- **Problem requirements**:
Echo everything from the start of the records down to and including the line that contains "The camera housing 1 is at (1010, 463).", word for word.

Data records
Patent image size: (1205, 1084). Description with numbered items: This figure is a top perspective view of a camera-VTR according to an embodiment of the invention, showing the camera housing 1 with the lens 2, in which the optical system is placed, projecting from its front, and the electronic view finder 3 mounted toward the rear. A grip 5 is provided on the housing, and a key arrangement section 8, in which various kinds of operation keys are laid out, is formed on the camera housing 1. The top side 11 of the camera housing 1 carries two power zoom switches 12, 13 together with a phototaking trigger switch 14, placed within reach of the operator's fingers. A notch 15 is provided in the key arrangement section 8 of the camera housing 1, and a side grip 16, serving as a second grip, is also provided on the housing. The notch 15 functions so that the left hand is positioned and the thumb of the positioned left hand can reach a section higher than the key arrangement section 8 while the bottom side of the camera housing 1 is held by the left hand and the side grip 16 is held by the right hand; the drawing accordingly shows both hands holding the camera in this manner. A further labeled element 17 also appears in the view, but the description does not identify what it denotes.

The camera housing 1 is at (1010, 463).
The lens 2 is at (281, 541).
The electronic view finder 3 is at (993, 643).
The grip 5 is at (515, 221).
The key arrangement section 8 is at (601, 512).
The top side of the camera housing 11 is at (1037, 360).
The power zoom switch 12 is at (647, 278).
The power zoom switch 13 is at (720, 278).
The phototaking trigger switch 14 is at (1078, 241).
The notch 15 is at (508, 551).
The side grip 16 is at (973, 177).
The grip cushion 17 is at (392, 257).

- **Result**:
Patent image size: (1205, 1084). Description with numbered items: This figure is a top perspective view of a camera-VTR according to an embodiment of the invention, showing the camera housing 1 with the lens 2, in which the optical system is placed, projecting from its front, and the electronic view finder 3 mounted toward the rear. A grip 5 is provided on the housing, and a key arrangement section 8, in which various kinds of operation keys are laid out, is formed on the camera housing 1. The top side 11 of the camera housing 1 carries two power zoom switches 12, 13 together with a phototaking trigger switch 14, placed within reach of the operator's fingers. A notch 15 is provided in the key arrangement section 8 of the camera housing 1, and a side grip 16, serving as a second grip, is also provided on the housing. The notch 15 functions so that the left hand is positioned and the thumb of the positioned left hand can reach a section higher than the key arrangement section 8 while the bottom side of the camera housing 1 is held by the left hand and the side grip 16 is held by the right hand; the drawing accordingly shows both hands holding the camera in this manner. A further labeled element 17 also appears in the view, but the description does not identify what it denotes.

The camera housing 1 is at (1010, 463).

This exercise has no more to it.